- INSTRUCTIONS FOR THE TASK: Return each line containing "bike".

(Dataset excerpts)
┄┄┄┄┄┄

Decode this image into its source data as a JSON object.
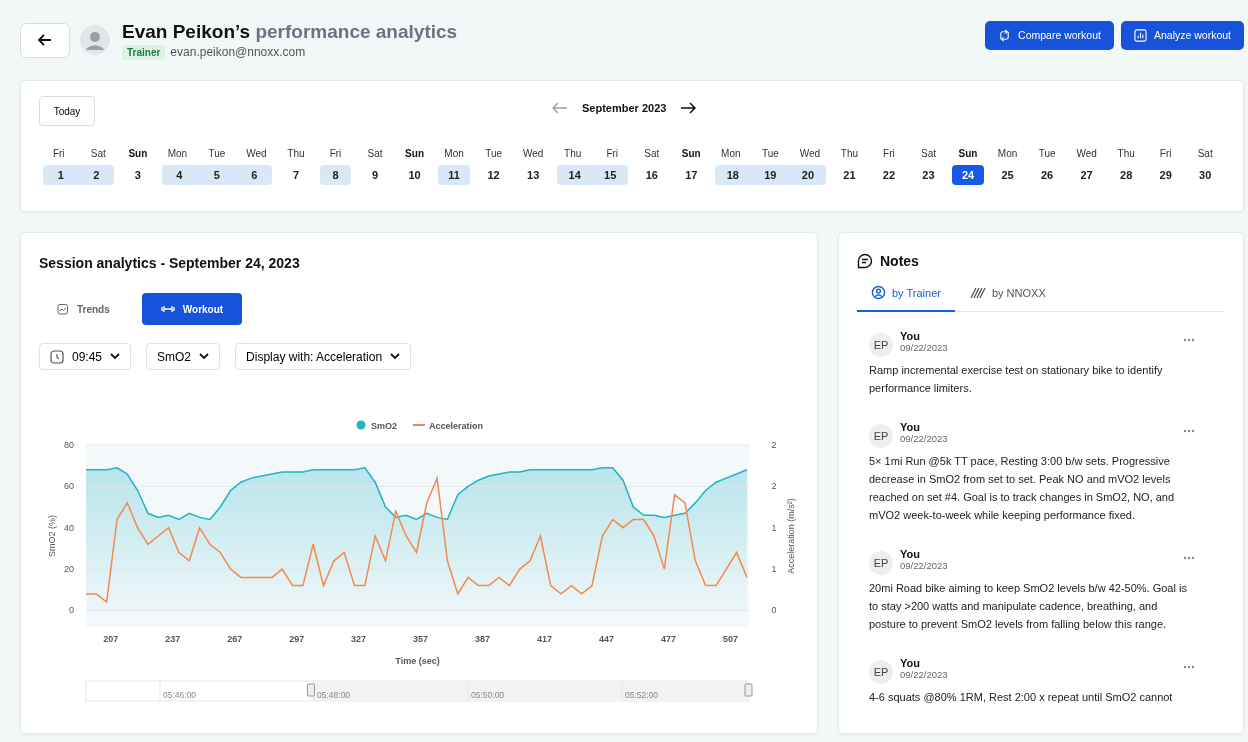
{
  "header": {
    "owner": "Evan Peikon’s",
    "title": "performance analytics",
    "role_badge": "Trainer",
    "email": "evan.peikon@nnoxx.com",
    "buttons": [
      {
        "label": "Compare workout",
        "kind": "compare"
      },
      {
        "label": "Analyze workout",
        "kind": "analyze"
      }
    ]
  },
  "calendar": {
    "today_button": "Today",
    "month": "September 2023",
    "days": [
      {
        "weekday": "Fri",
        "day": "1",
        "bold": false,
        "has_session": true,
        "selected": false
      },
      {
        "weekday": "Sat",
        "day": "2",
        "bold": false,
        "has_session": true,
        "selected": false
      },
      {
        "weekday": "Sun",
        "day": "3",
        "bold": true,
        "has_session": false,
        "selected": false
      },
      {
        "weekday": "Mon",
        "day": "4",
        "bold": false,
        "has_session": true,
        "selected": false
      },
      {
        "weekday": "Tue",
        "day": "5",
        "bold": false,
        "has_session": true,
        "selected": false
      },
      {
        "weekday": "Wed",
        "day": "6",
        "bold": false,
        "has_session": true,
        "selected": false
      },
      {
        "weekday": "Thu",
        "day": "7",
        "bold": false,
        "has_session": false,
        "selected": false
      },
      {
        "weekday": "Fri",
        "day": "8",
        "bold": false,
        "has_session": true,
        "selected": false
      },
      {
        "weekday": "Sat",
        "day": "9",
        "bold": false,
        "has_session": false,
        "selected": false
      },
      {
        "weekday": "Sun",
        "day": "10",
        "bold": true,
        "has_session": false,
        "selected": false
      },
      {
        "weekday": "Mon",
        "day": "11",
        "bold": false,
        "has_session": true,
        "selected": false
      },
      {
        "weekday": "Tue",
        "day": "12",
        "bold": false,
        "has_session": false,
        "selected": false
      },
      {
        "weekday": "Wed",
        "day": "13",
        "bold": false,
        "has_session": false,
        "selected": false
      },
      {
        "weekday": "Thu",
        "day": "14",
        "bold": false,
        "has_session": true,
        "selected": false
      },
      {
        "weekday": "Fri",
        "day": "15",
        "bold": false,
        "has_session": true,
        "selected": false
      },
      {
        "weekday": "Sat",
        "day": "16",
        "bold": false,
        "has_session": false,
        "selected": false
      },
      {
        "weekday": "Sun",
        "day": "17",
        "bold": true,
        "has_session": false,
        "selected": false
      },
      {
        "weekday": "Mon",
        "day": "18",
        "bold": false,
        "has_session": true,
        "selected": false
      },
      {
        "weekday": "Tue",
        "day": "19",
        "bold": false,
        "has_session": true,
        "selected": false
      },
      {
        "weekday": "Wed",
        "day": "20",
        "bold": false,
        "has_session": true,
        "selected": false
      },
      {
        "weekday": "Thu",
        "day": "21",
        "bold": false,
        "has_session": false,
        "selected": false
      },
      {
        "weekday": "Fri",
        "day": "22",
        "bold": false,
        "has_session": false,
        "selected": false
      },
      {
        "weekday": "Sat",
        "day": "23",
        "bold": false,
        "has_session": false,
        "selected": false
      },
      {
        "weekday": "Sun",
        "day": "24",
        "bold": true,
        "has_session": false,
        "selected": true
      },
      {
        "weekday": "Mon",
        "day": "25",
        "bold": false,
        "has_session": false,
        "selected": false
      },
      {
        "weekday": "Tue",
        "day": "26",
        "bold": false,
        "has_session": false,
        "selected": false
      },
      {
        "weekday": "Wed",
        "day": "27",
        "bold": false,
        "has_session": false,
        "selected": false
      },
      {
        "weekday": "Thu",
        "day": "28",
        "bold": false,
        "has_session": false,
        "selected": false
      },
      {
        "weekday": "Fri",
        "day": "29",
        "bold": false,
        "has_session": false,
        "selected": false
      },
      {
        "weekday": "Sat",
        "day": "30",
        "bold": false,
        "has_session": false,
        "selected": false
      }
    ]
  },
  "session": {
    "title": "Session analytics - September 24, 2023",
    "tabs": [
      {
        "label": "Trends",
        "kind": "trends",
        "selected": false
      },
      {
        "label": "Workout",
        "kind": "workout",
        "selected": true
      }
    ],
    "filters": [
      {
        "label": "09:45",
        "kind": "time"
      },
      {
        "label": "SmO2",
        "kind": "plain"
      },
      {
        "label": "Display with: Acceleration",
        "kind": "plain"
      }
    ],
    "chart_data": {
      "type": "area",
      "grid": true,
      "legend": true,
      "xlabel": "Time (sec)",
      "ylabel": "SmO2 (%)",
      "y2label": "Acceleration (m/s²)",
      "x": [
        195,
        200,
        205,
        210,
        215,
        220,
        225,
        230,
        235,
        240,
        245,
        250,
        255,
        260,
        265,
        270,
        275,
        280,
        285,
        290,
        295,
        300,
        305,
        310,
        315,
        320,
        325,
        330,
        335,
        340,
        345,
        350,
        355,
        360,
        365,
        370,
        375,
        380,
        385,
        390,
        395,
        400,
        405,
        410,
        415,
        420,
        425,
        430,
        435,
        440,
        445,
        450,
        455,
        460,
        465,
        470,
        475,
        480,
        485,
        490,
        495,
        500,
        505,
        510,
        515
      ],
      "xlim": [
        195,
        516
      ],
      "ylim": [
        -8,
        80
      ],
      "y2lim": [
        -0.2,
        2
      ],
      "xticks": [
        207,
        237,
        267,
        297,
        327,
        357,
        387,
        417,
        447,
        477,
        507
      ],
      "yticks": [
        0,
        20,
        40,
        60,
        80
      ],
      "y2ticks": [
        {
          "value": 0,
          "label": "0"
        },
        {
          "value": 0.5,
          "label": "1"
        },
        {
          "value": 1,
          "label": "1"
        },
        {
          "value": 1.5,
          "label": "2"
        },
        {
          "value": 2,
          "label": "2"
        }
      ],
      "series": [
        {
          "name": "SmO2",
          "color": "#1eb5c4",
          "values": [
            68,
            68,
            68,
            69,
            66,
            58,
            47,
            45,
            46,
            44,
            47,
            45,
            44,
            50,
            58,
            62,
            64,
            65,
            66,
            67,
            67,
            67,
            68,
            68,
            68,
            68,
            68,
            69,
            62,
            50,
            45,
            46,
            44,
            47,
            45,
            44,
            56,
            60,
            63,
            65,
            66,
            67,
            67,
            68,
            68,
            68,
            68,
            68,
            68,
            68,
            69,
            69,
            63,
            50,
            46,
            46,
            45,
            46,
            47,
            52,
            58,
            62,
            64,
            66,
            68
          ]
        },
        {
          "name": "Acceleration",
          "color": "#f5884a",
          "axis": "y2",
          "type": "line",
          "values": [
            0.2,
            0.2,
            0.1,
            1.1,
            1.3,
            1,
            0.8,
            0.9,
            1,
            0.7,
            0.6,
            1,
            0.8,
            0.7,
            0.5,
            0.4,
            0.4,
            0.4,
            0.4,
            0.5,
            0.3,
            0.3,
            0.8,
            0.3,
            0.6,
            0.7,
            0.3,
            0.3,
            0.9,
            0.6,
            1.2,
            0.9,
            0.7,
            1.3,
            1.6,
            0.6,
            0.2,
            0.4,
            0.3,
            0.3,
            0.4,
            0.3,
            0.5,
            0.6,
            0.9,
            0.3,
            0.2,
            0.3,
            0.2,
            0.3,
            0.9,
            1.1,
            1,
            1.1,
            1.1,
            0.9,
            0.5,
            1.4,
            1.3,
            0.6,
            0.3,
            0.3,
            0.5,
            0.7,
            0.4
          ]
        }
      ]
    },
    "navigator": {
      "labels": [
        "05:46:00",
        "05:48:00",
        "05:50:00",
        "05:52:00"
      ],
      "level": 0.66
    }
  },
  "notes": {
    "title": "Notes",
    "tabs": [
      {
        "label": "by Trainer",
        "kind": "trainer",
        "selected": true
      },
      {
        "label": "by NNOXX",
        "kind": "nnoxx",
        "selected": false
      }
    ],
    "items": [
      {
        "initials": "EP",
        "author": "You",
        "date": "09/22/2023",
        "text": "Ramp incremental exercise test on stationary bike to identify performance limiters."
      },
      {
        "initials": "EP",
        "author": "You",
        "date": "09/22/2023",
        "text": "5× 1mi Run @5k TT pace, Resting 3:00 b/w sets. Progressive decrease in SmO2 from set to set. Peak NO and mVO2 levels reached on set #4. Goal is to track changes in SmO2, NO, and mVO2 week-to-week while keeping performance fixed."
      },
      {
        "initials": "EP",
        "author": "You",
        "date": "09/22/2023",
        "text": "20mi Road bike aiming to keep SmO2 levels b/w 42-50%. Goal is to stay >200 watts and manipulate cadence, breathing, and posture to prevent SmO2 levels from falling below this range."
      },
      {
        "initials": "EP",
        "author": "You",
        "date": "09/22/2023",
        "text": "4-6 squats @80% 1RM, Rest 2:00 x repeat until SmO2 cannot"
      }
    ]
  }
}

┄┄┄┄┄┄

- FINAL ANSWER:
        "text": "Ramp incremental exercise test on stationary bike to identify performance limiters."
        "text": "20mi Road bike aiming to keep SmO2 levels b/w 42-50%. Goal is to stay >200 watts and manipulate cadence, breathing, and posture to prevent SmO2 levels from falling below this range."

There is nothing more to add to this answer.